Exercise goal
Copy out, word for word, everything from the start of the material down to the line containing "gradesheet-panel: THE GRADE(S)", including that line.

Material
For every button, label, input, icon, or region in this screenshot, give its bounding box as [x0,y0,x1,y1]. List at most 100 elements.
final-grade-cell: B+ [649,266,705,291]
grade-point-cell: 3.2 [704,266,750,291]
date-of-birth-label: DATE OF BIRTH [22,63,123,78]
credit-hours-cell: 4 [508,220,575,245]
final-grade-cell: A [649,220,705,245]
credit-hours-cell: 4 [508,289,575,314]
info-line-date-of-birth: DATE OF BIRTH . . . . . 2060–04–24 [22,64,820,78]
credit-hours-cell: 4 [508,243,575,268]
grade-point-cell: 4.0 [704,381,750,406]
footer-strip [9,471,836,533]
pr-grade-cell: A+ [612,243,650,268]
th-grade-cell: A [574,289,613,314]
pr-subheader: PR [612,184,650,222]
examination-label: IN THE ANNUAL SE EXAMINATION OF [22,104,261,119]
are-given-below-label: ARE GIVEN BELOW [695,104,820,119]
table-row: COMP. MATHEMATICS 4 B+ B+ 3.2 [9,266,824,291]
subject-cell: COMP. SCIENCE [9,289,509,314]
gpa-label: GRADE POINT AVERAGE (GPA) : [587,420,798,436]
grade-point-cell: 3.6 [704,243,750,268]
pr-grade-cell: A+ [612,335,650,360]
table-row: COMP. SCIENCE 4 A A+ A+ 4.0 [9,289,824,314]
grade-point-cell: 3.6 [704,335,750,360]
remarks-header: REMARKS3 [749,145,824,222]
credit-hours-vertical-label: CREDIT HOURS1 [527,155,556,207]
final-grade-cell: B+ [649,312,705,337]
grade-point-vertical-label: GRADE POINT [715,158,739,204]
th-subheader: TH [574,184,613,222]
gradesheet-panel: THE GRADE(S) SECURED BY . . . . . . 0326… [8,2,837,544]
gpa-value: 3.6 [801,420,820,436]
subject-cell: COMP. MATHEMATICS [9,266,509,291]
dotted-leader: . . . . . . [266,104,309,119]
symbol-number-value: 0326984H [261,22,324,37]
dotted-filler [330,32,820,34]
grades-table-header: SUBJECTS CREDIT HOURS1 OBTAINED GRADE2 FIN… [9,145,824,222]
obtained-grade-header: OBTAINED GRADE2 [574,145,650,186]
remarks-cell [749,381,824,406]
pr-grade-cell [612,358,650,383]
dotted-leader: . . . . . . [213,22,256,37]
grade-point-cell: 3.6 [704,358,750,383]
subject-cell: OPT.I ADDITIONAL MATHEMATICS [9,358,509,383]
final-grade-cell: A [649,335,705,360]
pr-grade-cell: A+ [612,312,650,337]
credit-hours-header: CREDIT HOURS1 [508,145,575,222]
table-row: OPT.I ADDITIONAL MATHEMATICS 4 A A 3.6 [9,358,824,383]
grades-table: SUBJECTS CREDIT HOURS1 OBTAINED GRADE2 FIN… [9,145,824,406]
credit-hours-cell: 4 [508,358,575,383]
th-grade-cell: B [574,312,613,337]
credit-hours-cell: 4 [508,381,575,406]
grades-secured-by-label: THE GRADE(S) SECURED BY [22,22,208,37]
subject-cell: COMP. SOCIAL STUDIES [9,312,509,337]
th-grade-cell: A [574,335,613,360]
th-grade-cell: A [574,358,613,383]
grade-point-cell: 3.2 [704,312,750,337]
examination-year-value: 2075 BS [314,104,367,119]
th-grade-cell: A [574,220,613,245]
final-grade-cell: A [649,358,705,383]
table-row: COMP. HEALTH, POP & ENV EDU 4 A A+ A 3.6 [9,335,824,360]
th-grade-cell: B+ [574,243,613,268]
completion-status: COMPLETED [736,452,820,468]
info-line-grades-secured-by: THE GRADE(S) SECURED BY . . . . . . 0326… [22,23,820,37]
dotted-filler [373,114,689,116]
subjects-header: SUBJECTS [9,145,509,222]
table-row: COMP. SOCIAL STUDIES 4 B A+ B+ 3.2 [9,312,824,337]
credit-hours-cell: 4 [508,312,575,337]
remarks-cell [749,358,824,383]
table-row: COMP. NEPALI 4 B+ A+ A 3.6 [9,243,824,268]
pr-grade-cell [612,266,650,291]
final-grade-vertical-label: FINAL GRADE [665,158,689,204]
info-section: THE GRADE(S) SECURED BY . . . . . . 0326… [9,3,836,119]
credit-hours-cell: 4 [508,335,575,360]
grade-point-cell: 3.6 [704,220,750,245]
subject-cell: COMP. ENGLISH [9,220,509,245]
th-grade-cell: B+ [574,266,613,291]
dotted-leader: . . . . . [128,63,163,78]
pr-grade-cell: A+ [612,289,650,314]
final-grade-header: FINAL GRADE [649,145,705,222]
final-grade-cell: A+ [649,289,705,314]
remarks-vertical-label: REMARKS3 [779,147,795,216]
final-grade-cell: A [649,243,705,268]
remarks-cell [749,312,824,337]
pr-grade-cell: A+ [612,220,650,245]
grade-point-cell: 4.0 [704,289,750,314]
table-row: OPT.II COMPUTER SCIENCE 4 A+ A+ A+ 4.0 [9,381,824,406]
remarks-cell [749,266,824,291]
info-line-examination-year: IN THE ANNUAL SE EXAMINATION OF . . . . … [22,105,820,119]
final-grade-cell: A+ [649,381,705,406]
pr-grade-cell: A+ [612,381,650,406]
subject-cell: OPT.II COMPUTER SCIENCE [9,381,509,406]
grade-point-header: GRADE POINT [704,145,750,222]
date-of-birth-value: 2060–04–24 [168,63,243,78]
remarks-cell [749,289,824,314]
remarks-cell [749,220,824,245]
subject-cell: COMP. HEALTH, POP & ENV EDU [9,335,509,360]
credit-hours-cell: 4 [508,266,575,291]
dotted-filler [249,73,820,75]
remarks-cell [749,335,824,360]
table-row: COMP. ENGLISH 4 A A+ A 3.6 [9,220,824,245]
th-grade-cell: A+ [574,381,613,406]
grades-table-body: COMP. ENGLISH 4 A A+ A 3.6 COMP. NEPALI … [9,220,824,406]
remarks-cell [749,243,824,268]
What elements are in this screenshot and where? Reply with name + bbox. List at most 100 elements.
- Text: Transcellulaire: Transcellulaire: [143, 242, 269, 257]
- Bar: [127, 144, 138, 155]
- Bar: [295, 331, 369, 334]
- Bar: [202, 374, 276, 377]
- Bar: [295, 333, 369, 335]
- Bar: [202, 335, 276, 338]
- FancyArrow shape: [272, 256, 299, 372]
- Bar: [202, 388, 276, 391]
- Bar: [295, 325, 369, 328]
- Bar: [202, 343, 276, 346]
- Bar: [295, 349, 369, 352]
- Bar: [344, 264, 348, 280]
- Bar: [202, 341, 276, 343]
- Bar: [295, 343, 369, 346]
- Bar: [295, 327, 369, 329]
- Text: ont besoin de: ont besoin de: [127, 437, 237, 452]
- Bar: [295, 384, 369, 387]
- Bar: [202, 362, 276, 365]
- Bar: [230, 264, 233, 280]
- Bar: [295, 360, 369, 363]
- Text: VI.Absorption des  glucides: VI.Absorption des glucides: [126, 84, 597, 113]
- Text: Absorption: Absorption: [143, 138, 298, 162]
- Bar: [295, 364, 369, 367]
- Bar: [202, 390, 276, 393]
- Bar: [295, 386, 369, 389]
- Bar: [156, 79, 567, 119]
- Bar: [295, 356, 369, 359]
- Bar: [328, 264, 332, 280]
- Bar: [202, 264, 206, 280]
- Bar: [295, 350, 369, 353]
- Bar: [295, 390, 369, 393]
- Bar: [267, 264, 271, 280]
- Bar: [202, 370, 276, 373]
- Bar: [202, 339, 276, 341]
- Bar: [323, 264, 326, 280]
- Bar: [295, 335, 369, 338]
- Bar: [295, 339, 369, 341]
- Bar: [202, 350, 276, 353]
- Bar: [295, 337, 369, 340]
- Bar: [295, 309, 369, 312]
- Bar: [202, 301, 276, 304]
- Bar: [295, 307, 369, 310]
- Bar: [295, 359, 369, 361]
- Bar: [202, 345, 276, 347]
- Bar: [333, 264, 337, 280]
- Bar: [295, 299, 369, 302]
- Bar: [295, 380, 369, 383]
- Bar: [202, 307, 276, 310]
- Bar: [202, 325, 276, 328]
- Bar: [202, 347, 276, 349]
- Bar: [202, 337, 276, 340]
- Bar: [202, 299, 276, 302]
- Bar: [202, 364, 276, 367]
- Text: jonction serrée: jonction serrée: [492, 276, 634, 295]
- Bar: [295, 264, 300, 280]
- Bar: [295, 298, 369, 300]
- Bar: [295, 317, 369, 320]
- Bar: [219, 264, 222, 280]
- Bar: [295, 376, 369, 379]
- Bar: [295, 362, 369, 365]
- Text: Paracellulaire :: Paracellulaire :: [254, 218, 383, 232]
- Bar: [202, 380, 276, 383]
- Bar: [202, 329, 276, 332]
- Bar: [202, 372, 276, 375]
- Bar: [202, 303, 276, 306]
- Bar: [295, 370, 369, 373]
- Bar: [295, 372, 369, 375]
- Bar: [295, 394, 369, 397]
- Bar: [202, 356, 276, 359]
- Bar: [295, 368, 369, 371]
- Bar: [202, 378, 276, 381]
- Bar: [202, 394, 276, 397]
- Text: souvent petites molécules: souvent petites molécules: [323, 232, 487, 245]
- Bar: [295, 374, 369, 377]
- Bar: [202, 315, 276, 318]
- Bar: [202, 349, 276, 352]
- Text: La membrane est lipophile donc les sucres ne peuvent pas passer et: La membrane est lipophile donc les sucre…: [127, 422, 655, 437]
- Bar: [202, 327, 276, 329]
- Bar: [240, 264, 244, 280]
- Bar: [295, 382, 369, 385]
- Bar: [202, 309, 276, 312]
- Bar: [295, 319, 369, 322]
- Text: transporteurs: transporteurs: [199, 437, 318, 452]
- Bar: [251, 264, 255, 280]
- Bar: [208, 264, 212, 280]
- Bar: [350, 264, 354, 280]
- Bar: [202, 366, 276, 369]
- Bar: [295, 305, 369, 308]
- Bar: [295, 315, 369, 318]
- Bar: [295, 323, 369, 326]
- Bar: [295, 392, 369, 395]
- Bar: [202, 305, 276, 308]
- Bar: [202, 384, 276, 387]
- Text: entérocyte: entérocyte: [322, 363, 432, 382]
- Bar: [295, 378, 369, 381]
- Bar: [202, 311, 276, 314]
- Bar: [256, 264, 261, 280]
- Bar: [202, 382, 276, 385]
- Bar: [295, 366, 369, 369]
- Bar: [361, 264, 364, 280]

Full output
For every button, label, input, icon, or region in this screenshot, give its bounding box as [x0,y0,x1,y1]. List at most 100 elements.
final-grade-cell: B+ [649,266,705,291]
grade-point-cell: 3.2 [704,266,750,291]
date-of-birth-label: DATE OF BIRTH [22,63,123,78]
credit-hours-cell: 4 [508,220,575,245]
final-grade-cell: A [649,220,705,245]
credit-hours-cell: 4 [508,289,575,314]
info-line-date-of-birth: DATE OF BIRTH . . . . . 2060–04–24 [22,64,820,78]
credit-hours-cell: 4 [508,243,575,268]
grade-point-cell: 4.0 [704,381,750,406]
footer-strip [9,471,836,533]
pr-grade-cell: A+ [612,243,650,268]
th-grade-cell: A [574,289,613,314]
pr-subheader: PR [612,184,650,222]
examination-label: IN THE ANNUAL SE EXAMINATION OF [22,104,261,119]
are-given-below-label: ARE GIVEN BELOW [695,104,820,119]
table-row: COMP. MATHEMATICS 4 B+ B+ 3.2 [9,266,824,291]
subject-cell: COMP. SCIENCE [9,289,509,314]
gpa-label: GRADE POINT AVERAGE (GPA) : [587,420,798,436]
grade-point-cell: 3.6 [704,243,750,268]
pr-grade-cell: A+ [612,335,650,360]
table-row: COMP. SCIENCE 4 A A+ A+ 4.0 [9,289,824,314]
grade-point-cell: 3.6 [704,335,750,360]
remarks-header: REMARKS3 [749,145,824,222]
credit-hours-vertical-label: CREDIT HOURS1 [527,155,556,207]
final-grade-cell: B+ [649,312,705,337]
grade-point-vertical-label: GRADE POINT [715,158,739,204]
th-subheader: TH [574,184,613,222]
gradesheet-panel: THE GRADE(S) SECURED BY . . . . . . 0326… [8,2,837,544]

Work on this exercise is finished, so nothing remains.